/---

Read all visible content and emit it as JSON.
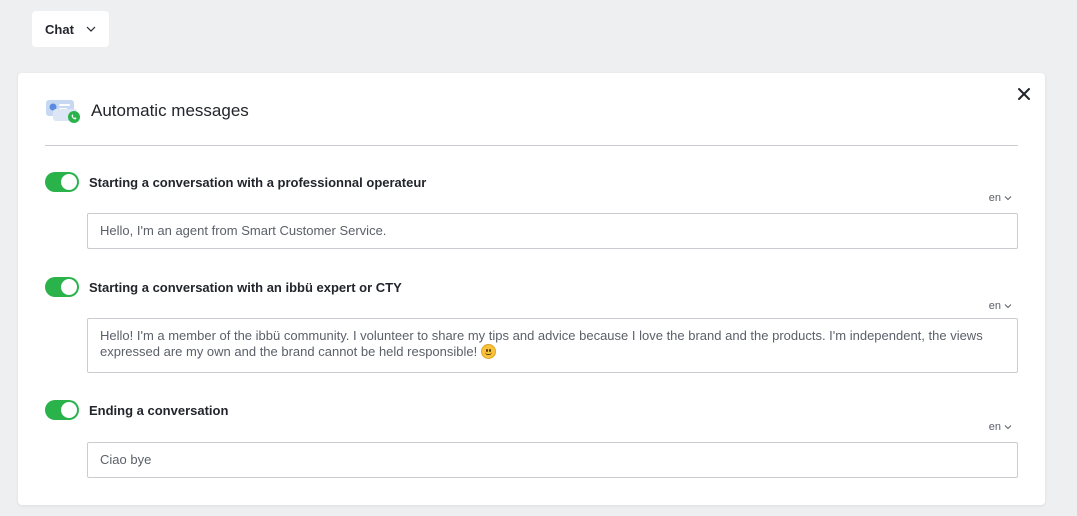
{
  "top": {
    "channel_select": "Chat"
  },
  "panel": {
    "title": "Automatic messages",
    "sections": [
      {
        "label": "Starting a conversation with a professionnal operateur",
        "enabled": true,
        "lang": "en",
        "message": "Hello, I'm an agent from Smart Customer Service."
      },
      {
        "label": "Starting a conversation with an ibbü expert or CTY",
        "enabled": true,
        "lang": "en",
        "message": "Hello! I'm a member of the ibbü community. I volunteer to share my tips and advice because I love the brand and the products. I'm independent, the views expressed are my own and the brand cannot be held responsible!"
      },
      {
        "label": "Ending a conversation",
        "enabled": true,
        "lang": "en",
        "message": "Ciao bye"
      }
    ]
  },
  "colors": {
    "toggle_on": "#2ab24b",
    "background": "#eeeff1",
    "panel": "#ffffff"
  },
  "icons": [
    "chevron-down-icon",
    "close-icon",
    "chat-bubbles-icon",
    "smiley-emoji-icon"
  ]
}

\---

*EXERCISE INSTRUCTIONS*:
From the data above, show each line that contains "with".

*REPLY*:
        "label": "Starting a conversation with a professionnal operateur",
        "label": "Starting a conversation with an ibbü expert or CTY",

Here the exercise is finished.